## WORK TO COMPLETE
Please count the lines in the listing below where the word "this" appears. Give the number only.

## EXTRACTED ENTRIES
####

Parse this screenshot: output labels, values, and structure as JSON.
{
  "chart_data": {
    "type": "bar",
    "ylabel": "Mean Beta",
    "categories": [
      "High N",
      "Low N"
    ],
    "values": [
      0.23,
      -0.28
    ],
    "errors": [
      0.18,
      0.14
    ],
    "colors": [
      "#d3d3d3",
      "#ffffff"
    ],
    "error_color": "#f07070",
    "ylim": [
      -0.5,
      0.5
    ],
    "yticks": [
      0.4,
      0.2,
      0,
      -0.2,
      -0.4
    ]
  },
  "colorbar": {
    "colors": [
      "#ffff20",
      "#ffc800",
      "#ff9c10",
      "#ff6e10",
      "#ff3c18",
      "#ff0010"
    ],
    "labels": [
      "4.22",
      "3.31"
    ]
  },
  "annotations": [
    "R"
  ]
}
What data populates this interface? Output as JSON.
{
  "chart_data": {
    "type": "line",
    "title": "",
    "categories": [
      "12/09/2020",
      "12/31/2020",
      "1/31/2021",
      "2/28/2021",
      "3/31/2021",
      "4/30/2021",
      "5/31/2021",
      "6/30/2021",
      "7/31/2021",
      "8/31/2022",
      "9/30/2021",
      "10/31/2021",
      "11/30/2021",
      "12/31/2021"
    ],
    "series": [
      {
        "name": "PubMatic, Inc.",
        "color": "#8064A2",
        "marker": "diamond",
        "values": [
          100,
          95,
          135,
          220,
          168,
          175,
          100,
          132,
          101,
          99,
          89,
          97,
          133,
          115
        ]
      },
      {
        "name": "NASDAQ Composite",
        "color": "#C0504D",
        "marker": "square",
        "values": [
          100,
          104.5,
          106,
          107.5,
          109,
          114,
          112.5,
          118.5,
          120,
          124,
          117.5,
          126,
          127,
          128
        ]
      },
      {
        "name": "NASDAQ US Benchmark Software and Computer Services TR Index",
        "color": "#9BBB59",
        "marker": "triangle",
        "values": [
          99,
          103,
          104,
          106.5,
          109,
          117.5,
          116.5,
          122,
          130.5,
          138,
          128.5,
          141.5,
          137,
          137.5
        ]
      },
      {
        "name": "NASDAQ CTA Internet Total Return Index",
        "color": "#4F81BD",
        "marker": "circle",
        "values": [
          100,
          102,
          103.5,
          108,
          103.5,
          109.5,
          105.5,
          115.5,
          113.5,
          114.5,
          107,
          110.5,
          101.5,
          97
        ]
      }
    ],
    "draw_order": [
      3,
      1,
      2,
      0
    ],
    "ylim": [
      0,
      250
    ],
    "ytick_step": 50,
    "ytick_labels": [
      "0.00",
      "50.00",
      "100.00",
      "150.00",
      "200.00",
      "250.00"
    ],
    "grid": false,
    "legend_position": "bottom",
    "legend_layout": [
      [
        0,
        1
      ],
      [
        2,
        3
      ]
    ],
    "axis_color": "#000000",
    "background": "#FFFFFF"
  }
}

####

## SOLUTION TO THE PROBLEM
2